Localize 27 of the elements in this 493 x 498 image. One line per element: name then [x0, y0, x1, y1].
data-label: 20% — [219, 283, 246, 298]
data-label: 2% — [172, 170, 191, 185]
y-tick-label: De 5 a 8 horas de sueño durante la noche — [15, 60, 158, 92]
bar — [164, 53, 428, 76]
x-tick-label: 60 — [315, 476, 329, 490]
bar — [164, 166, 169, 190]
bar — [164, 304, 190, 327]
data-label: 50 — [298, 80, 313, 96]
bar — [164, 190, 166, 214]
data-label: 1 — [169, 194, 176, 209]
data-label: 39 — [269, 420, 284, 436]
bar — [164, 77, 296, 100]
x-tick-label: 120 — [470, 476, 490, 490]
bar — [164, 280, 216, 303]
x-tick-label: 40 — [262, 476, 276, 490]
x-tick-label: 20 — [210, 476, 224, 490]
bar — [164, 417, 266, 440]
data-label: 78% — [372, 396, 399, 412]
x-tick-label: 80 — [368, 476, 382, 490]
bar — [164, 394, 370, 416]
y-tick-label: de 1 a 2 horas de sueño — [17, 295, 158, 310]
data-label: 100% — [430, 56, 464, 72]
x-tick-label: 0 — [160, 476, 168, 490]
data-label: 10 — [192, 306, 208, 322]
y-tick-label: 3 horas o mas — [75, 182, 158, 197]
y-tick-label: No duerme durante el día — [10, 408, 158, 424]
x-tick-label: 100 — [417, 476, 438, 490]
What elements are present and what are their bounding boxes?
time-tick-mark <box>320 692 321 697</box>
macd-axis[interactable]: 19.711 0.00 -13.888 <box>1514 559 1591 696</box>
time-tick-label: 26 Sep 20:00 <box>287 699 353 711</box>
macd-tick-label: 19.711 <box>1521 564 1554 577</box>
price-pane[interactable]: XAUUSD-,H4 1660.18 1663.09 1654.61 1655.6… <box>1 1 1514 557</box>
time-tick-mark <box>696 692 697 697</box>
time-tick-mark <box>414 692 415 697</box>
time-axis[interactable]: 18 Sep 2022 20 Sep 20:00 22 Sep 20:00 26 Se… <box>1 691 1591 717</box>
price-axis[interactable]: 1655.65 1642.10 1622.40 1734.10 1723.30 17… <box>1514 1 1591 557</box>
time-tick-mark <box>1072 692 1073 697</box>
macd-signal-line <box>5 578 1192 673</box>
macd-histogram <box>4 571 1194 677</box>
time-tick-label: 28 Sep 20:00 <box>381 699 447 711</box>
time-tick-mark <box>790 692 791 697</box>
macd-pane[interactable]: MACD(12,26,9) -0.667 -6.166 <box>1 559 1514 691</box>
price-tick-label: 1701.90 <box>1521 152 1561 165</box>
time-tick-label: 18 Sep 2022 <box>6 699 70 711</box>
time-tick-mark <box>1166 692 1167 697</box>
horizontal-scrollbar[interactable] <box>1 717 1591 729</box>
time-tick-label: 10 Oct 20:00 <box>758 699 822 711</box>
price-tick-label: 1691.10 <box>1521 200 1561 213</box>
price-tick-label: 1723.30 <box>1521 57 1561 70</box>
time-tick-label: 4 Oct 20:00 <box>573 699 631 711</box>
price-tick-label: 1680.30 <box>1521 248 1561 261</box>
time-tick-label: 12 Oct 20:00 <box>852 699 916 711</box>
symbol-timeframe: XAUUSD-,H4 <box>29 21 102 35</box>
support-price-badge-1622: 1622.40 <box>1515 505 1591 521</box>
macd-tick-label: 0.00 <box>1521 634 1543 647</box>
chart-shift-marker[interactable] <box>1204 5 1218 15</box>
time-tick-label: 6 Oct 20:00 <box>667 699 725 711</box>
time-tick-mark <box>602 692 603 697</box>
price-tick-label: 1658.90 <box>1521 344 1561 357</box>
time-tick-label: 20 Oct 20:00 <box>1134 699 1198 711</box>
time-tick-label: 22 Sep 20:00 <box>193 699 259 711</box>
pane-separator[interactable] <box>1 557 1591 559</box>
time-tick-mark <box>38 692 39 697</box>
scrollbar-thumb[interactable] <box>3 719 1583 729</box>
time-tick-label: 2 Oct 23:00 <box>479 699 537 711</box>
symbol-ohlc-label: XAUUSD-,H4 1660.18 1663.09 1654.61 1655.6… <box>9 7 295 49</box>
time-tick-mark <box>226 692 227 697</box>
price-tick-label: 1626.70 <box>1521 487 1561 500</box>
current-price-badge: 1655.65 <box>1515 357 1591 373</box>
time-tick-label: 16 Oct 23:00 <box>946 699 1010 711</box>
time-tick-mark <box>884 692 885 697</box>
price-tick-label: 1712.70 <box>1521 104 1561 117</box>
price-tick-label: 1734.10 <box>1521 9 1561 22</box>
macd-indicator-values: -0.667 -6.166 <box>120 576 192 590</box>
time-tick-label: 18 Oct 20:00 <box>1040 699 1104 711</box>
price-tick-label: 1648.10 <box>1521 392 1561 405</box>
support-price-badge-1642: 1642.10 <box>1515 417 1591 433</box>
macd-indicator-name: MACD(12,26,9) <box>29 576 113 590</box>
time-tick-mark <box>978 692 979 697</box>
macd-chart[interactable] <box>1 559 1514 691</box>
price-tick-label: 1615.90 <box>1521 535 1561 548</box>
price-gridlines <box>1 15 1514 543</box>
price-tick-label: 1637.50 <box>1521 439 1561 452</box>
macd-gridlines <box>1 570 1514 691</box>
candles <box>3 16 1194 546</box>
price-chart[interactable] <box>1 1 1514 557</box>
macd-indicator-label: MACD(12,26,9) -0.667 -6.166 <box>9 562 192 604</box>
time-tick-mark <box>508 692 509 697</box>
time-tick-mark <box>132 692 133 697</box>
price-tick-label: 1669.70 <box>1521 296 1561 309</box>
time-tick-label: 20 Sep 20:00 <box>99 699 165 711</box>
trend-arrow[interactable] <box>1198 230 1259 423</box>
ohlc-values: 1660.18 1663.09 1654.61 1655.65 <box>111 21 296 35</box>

## OBJECTIVE
Show every line in the listing above that contains the word "horas", matching case exactly.

## RESULT OF THIS EXERCISE
y-tick-label: De 5 a 8 horas de sueño durante la noche — [15, 60, 158, 92]
y-tick-label: de 1 a 2 horas de sueño — [17, 295, 158, 310]
y-tick-label: 3 horas o mas — [75, 182, 158, 197]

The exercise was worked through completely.